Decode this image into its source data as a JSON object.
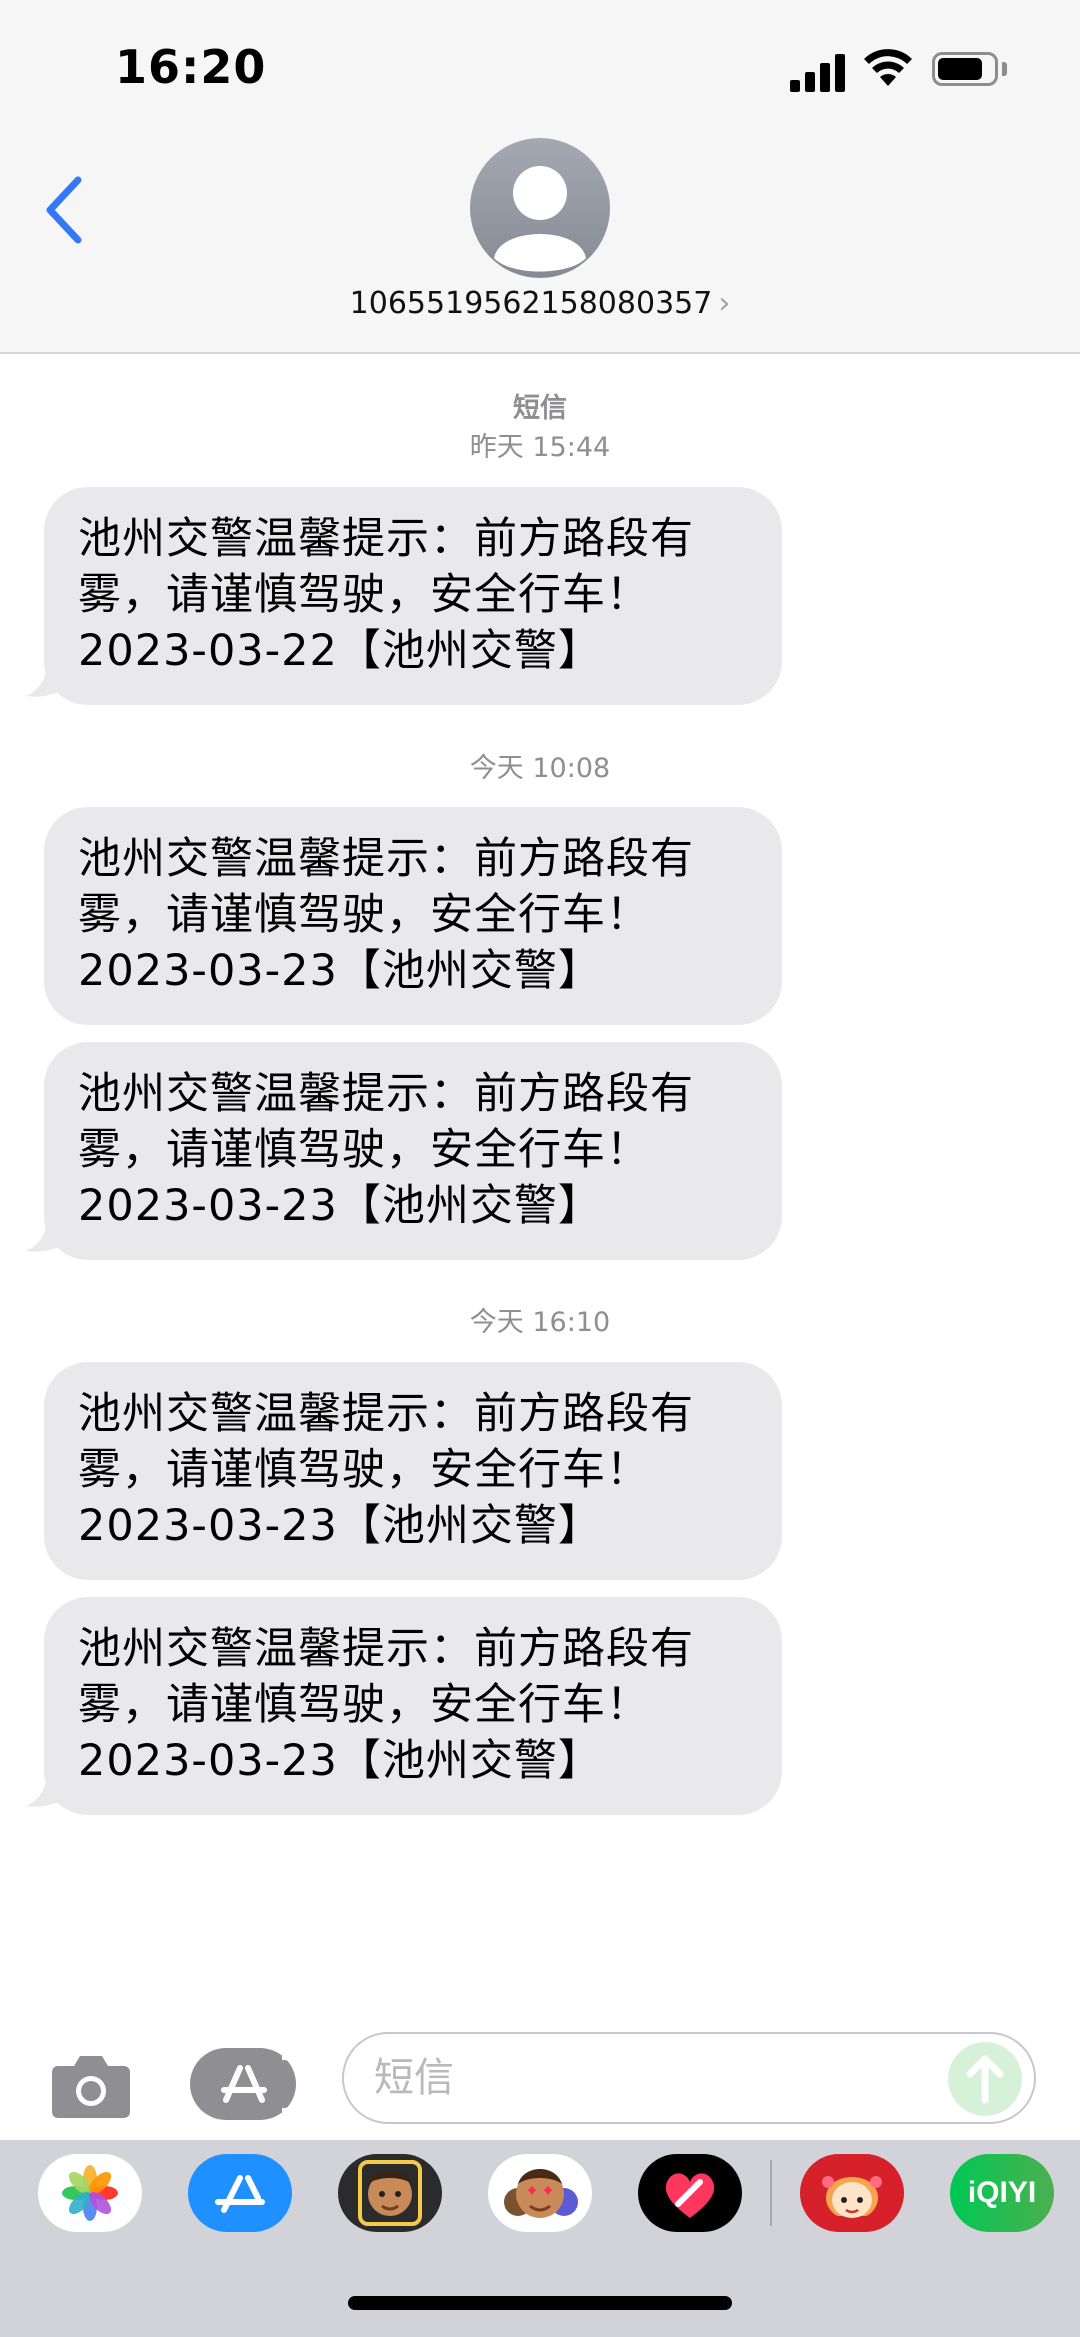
{
  "status_bar": {
    "time": "16:20"
  },
  "header": {
    "contact_number": "1065519562158080357",
    "chevron": "›"
  },
  "messages": {
    "groups": [
      {
        "service": "短信",
        "timestamp": "昨天 15:44",
        "bubbles": [
          {
            "line1": "池州交警温馨提示：前方路段有",
            "line2": "雾，请谨慎驾驶，安全行车！",
            "line3": "2023-03-22【池州交警】"
          }
        ]
      },
      {
        "timestamp": "今天 10:08",
        "bubbles": [
          {
            "line1": "池州交警温馨提示：前方路段有",
            "line2": "雾，请谨慎驾驶，安全行车！",
            "line3": "2023-03-23【池州交警】"
          },
          {
            "line1": "池州交警温馨提示：前方路段有",
            "line2": "雾，请谨慎驾驶，安全行车！",
            "line3": "2023-03-23【池州交警】"
          }
        ]
      },
      {
        "timestamp": "今天 16:10",
        "bubbles": [
          {
            "line1": "池州交警温馨提示：前方路段有",
            "line2": "雾，请谨慎驾驶，安全行车！",
            "line3": "2023-03-23【池州交警】"
          },
          {
            "line1": "池州交警温馨提示：前方路段有",
            "line2": "雾，请谨慎驾驶，安全行车！",
            "line3": "2023-03-23【池州交警】"
          }
        ]
      }
    ]
  },
  "composer": {
    "placeholder": "短信"
  },
  "app_drawer": {
    "apps": [
      {
        "name": "photos-app",
        "icon": "photos-icon"
      },
      {
        "name": "app-store-app",
        "icon": "app-store-icon"
      },
      {
        "name": "memoji-camera-app",
        "icon": "memoji-camera-icon"
      },
      {
        "name": "memoji-stickers-app",
        "icon": "memoji-stickers-icon"
      },
      {
        "name": "digital-touch-app",
        "icon": "heart-icon"
      },
      {
        "name": "sticker-app",
        "icon": "girl-sticker-icon"
      },
      {
        "name": "iqiyi-app",
        "icon": "iqiyi-icon",
        "label": "iQIYI"
      }
    ]
  },
  "colors": {
    "bubble": "#e9e9eb",
    "accent": "#3478f6",
    "header_bg": "#f6f6f7"
  }
}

_Given problem_: Return all of the entries exactly as written, but drop any pictures they hold.

_Task solution_:
Decode this image into its source data as a JSON object.
{
  "status_bar": {
    "time": "16:20"
  },
  "header": {
    "contact_number": "1065519562158080357",
    "chevron": "›"
  },
  "messages": {
    "groups": [
      {
        "service": "短信",
        "timestamp": "昨天 15:44",
        "bubbles": [
          {
            "line1": "池州交警温馨提示：前方路段有",
            "line2": "雾，请谨慎驾驶，安全行车！",
            "line3": "2023-03-22【池州交警】"
          }
        ]
      },
      {
        "timestamp": "今天 10:08",
        "bubbles": [
          {
            "line1": "池州交警温馨提示：前方路段有",
            "line2": "雾，请谨慎驾驶，安全行车！",
            "line3": "2023-03-23【池州交警】"
          },
          {
            "line1": "池州交警温馨提示：前方路段有",
            "line2": "雾，请谨慎驾驶，安全行车！",
            "line3": "2023-03-23【池州交警】"
          }
        ]
      },
      {
        "timestamp": "今天 16:10",
        "bubbles": [
          {
            "line1": "池州交警温馨提示：前方路段有",
            "line2": "雾，请谨慎驾驶，安全行车！",
            "line3": "2023-03-23【池州交警】"
          },
          {
            "line1": "池州交警温馨提示：前方路段有",
            "line2": "雾，请谨慎驾驶，安全行车！",
            "line3": "2023-03-23【池州交警】"
          }
        ]
      }
    ]
  },
  "composer": {
    "placeholder": "短信"
  },
  "app_drawer": {
    "apps": [
      {
        "name": "photos-app",
        "icon": "photos-icon"
      },
      {
        "name": "app-store-app",
        "icon": "app-store-icon"
      },
      {
        "name": "memoji-camera-app",
        "icon": "memoji-camera-icon"
      },
      {
        "name": "memoji-stickers-app",
        "icon": "memoji-stickers-icon"
      },
      {
        "name": "digital-touch-app",
        "icon": "heart-icon"
      },
      {
        "name": "sticker-app",
        "icon": "girl-sticker-icon"
      },
      {
        "name": "iqiyi-app",
        "icon": "iqiyi-icon",
        "label": "iQIYI"
      }
    ]
  },
  "colors": {
    "bubble": "#e9e9eb",
    "accent": "#3478f6",
    "header_bg": "#f6f6f7"
  }
}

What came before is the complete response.